THE PROBLEM:
Gather every line of the data below that contains the string "series", matching case exactly.

DATA ENTRIES:
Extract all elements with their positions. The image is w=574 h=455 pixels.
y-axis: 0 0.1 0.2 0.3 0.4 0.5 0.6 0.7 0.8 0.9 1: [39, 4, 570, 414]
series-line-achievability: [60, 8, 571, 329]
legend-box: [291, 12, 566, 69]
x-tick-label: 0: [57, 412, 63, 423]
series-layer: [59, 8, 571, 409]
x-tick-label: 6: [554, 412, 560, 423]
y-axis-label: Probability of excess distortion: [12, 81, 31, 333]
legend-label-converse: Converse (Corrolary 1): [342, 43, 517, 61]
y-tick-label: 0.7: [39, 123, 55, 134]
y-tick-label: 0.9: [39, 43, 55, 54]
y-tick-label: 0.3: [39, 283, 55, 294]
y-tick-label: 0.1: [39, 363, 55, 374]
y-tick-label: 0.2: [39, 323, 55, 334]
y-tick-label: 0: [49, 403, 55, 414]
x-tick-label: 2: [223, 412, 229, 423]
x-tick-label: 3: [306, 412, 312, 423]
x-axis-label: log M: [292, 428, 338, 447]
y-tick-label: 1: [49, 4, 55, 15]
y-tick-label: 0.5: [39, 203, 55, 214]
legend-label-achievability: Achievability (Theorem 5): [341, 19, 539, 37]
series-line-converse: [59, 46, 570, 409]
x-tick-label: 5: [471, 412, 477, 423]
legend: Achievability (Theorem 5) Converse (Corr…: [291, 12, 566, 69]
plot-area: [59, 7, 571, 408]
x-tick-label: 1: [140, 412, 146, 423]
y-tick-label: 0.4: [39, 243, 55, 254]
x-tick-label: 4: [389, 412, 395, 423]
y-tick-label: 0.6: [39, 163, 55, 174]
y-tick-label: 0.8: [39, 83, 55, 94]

COMPLETED EXERCISE:
series-line-achievability: [60, 8, 571, 329]
series-layer: [59, 8, 571, 409]
series-line-converse: [59, 46, 570, 409]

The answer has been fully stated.